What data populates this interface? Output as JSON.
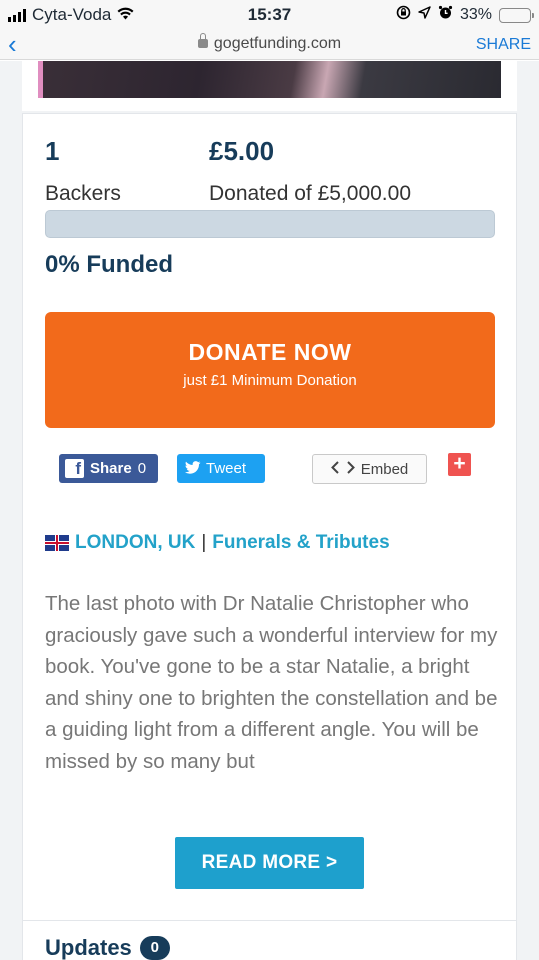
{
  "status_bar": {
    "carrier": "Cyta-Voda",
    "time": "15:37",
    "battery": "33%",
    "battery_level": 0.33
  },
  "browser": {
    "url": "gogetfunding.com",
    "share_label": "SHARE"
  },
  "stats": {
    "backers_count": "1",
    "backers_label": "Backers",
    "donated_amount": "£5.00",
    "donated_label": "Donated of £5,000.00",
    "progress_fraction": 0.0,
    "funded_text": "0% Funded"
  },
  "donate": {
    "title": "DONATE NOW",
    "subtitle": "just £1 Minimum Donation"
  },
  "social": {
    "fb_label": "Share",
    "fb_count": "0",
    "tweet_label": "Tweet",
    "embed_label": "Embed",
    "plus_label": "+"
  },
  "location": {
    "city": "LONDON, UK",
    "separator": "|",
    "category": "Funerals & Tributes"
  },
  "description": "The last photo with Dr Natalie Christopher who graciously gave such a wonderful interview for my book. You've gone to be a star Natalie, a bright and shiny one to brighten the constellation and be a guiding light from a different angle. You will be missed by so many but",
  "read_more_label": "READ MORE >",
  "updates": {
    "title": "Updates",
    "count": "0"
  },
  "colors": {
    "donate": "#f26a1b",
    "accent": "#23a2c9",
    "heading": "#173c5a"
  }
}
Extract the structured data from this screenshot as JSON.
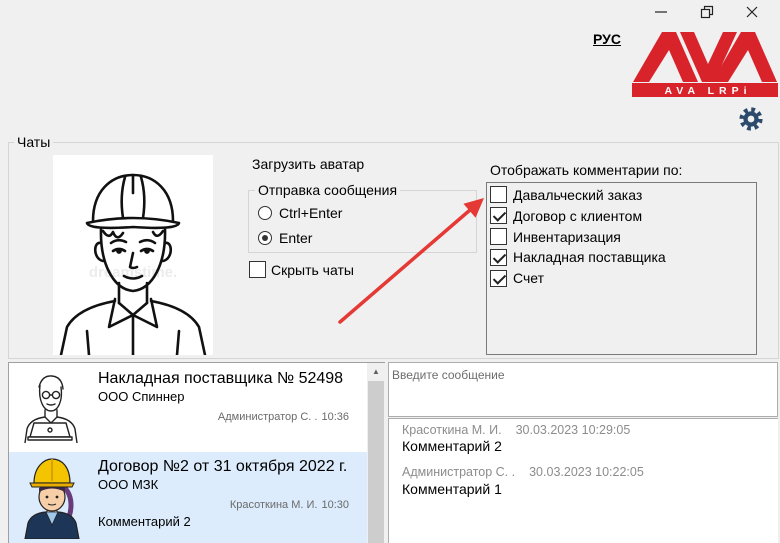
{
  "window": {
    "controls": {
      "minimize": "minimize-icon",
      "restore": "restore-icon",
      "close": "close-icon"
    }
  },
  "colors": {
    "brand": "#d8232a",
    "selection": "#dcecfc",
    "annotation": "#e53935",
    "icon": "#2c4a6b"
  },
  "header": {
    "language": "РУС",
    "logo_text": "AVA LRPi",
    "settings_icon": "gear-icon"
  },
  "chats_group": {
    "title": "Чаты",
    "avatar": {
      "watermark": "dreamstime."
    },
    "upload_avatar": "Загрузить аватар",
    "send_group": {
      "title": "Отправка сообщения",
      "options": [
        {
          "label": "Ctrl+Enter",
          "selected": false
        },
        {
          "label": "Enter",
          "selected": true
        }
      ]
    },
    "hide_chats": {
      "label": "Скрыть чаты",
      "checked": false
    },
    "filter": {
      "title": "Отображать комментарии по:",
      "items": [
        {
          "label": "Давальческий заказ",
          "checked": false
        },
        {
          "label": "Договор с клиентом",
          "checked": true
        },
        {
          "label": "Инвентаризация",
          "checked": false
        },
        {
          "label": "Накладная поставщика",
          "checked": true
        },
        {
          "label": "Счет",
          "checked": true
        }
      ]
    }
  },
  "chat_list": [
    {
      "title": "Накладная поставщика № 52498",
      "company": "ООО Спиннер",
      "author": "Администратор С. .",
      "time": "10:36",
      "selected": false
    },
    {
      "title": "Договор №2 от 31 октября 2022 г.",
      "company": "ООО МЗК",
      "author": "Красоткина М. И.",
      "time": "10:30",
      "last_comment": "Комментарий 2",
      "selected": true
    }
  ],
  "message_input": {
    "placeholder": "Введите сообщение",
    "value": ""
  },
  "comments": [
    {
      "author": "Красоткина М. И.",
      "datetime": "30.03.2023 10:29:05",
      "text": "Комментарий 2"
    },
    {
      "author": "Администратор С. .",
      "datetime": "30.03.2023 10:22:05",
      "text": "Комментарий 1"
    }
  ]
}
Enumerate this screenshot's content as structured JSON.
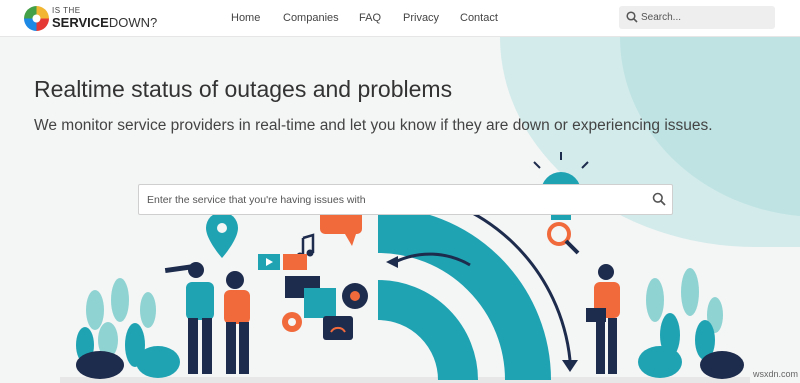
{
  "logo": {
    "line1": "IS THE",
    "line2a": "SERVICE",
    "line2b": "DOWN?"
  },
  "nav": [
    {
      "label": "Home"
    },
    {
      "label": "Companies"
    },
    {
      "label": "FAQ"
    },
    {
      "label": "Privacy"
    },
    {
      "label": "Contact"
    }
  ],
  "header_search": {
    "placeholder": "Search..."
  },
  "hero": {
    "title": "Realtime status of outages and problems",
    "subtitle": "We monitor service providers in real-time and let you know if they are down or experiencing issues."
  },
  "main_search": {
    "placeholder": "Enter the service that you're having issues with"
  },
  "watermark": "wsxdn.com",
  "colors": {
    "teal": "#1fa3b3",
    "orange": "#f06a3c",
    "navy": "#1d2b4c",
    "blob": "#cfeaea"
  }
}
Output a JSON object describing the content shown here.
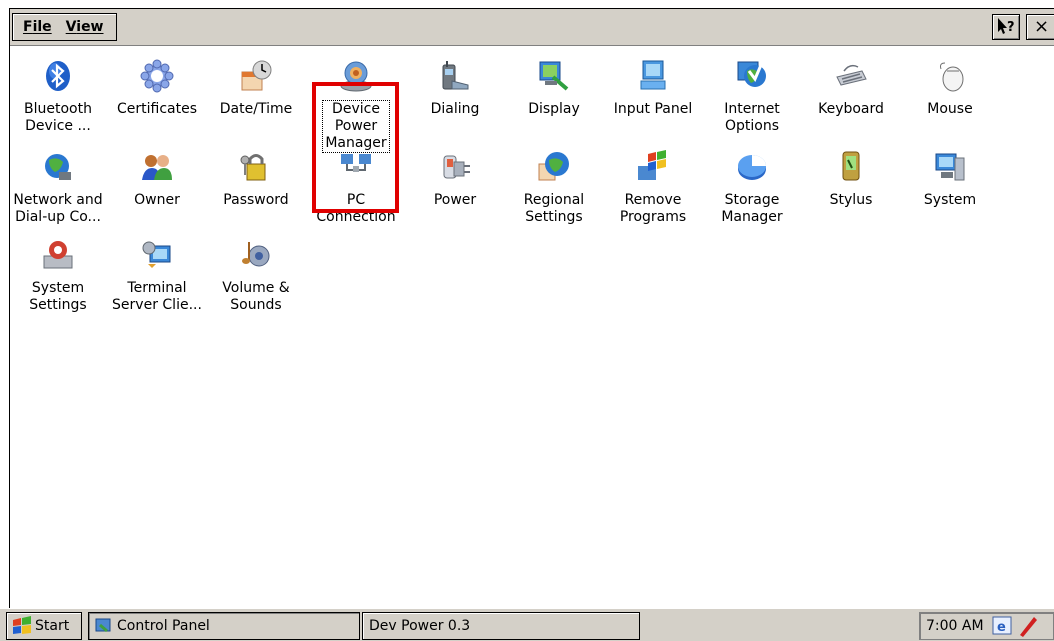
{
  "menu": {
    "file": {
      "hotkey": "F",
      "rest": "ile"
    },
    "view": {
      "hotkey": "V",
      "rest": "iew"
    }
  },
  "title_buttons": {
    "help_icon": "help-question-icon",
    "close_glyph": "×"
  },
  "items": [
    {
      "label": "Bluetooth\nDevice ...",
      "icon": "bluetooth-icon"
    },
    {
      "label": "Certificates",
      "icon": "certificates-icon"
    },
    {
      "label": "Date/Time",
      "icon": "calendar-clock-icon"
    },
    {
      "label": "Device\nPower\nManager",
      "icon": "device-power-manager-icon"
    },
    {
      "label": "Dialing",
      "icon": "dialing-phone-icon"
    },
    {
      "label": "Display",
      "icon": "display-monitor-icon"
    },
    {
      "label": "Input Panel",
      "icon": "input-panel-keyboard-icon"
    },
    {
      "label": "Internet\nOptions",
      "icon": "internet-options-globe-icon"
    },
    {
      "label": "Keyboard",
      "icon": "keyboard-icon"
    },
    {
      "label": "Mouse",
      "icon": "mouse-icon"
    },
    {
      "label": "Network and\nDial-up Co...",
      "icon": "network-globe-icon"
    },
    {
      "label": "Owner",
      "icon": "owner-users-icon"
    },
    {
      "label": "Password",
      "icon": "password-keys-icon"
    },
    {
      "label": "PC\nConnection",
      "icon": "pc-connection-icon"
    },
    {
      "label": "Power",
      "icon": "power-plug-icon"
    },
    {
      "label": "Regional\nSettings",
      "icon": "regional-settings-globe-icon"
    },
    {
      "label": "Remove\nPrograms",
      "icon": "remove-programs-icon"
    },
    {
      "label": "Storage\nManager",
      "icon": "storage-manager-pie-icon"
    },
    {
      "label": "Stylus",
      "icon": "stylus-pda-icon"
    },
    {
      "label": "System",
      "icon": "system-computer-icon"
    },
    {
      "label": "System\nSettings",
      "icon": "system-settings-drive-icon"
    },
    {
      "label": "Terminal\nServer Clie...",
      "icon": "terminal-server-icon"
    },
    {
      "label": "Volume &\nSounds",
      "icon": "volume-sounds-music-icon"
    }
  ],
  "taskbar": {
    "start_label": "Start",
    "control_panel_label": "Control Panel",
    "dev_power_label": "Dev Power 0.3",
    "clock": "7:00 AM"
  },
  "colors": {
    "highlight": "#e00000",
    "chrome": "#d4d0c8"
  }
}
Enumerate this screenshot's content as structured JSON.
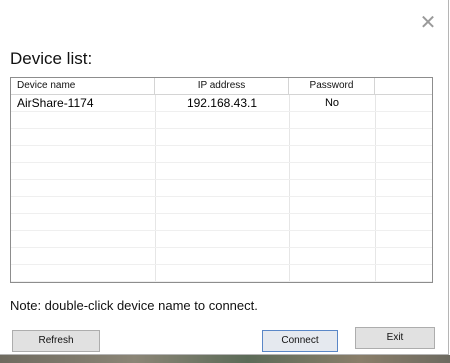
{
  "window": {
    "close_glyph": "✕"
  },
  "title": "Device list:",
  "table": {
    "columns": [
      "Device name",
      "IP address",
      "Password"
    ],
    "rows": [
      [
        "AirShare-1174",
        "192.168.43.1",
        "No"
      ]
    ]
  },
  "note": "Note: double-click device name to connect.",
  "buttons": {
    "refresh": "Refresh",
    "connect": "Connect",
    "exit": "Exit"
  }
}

______________________________

● STATED GOAL: Copy every single line of the material above that holds "this".

● TASK RESPONSE:
What data populates this interface? Output as JSON.
Extract the structured data from this screenshot as JSON.
Enumerate this screenshot's content as structured JSON.
Enumerate this screenshot's content as structured JSON.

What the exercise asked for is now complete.